__SHORT TASK__: Scan the records for the word "icon". Copy each line that includes it.

__TASK MATERIAL__:
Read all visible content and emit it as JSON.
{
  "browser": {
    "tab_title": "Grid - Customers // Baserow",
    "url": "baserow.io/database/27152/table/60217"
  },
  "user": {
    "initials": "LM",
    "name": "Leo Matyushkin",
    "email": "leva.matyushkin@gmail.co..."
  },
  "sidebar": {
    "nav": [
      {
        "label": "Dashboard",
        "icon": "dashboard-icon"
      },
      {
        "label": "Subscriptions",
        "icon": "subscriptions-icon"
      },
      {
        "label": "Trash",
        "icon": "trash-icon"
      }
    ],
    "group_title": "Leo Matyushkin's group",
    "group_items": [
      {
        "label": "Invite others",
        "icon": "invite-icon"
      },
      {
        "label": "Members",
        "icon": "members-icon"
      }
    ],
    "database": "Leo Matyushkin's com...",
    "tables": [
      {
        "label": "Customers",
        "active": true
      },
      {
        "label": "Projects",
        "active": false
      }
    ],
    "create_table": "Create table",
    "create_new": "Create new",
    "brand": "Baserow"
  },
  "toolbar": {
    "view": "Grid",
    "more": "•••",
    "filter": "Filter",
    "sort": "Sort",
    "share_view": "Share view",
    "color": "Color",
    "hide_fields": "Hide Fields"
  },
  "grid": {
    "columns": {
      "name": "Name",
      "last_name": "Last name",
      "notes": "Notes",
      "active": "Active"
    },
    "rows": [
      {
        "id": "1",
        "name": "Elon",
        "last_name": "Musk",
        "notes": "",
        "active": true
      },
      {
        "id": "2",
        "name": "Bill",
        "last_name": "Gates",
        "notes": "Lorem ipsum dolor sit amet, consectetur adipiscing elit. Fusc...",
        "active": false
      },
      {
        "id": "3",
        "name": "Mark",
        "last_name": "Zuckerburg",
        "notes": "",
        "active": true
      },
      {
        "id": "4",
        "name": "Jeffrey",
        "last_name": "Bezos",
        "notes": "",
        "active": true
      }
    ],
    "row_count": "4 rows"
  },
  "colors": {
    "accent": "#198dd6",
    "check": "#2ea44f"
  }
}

__RESULT BELOW__:
        "icon": "dashboard-icon"
        "icon": "subscriptions-icon"
        "icon": "trash-icon"
        "icon": "invite-icon"
        "icon": "members-icon"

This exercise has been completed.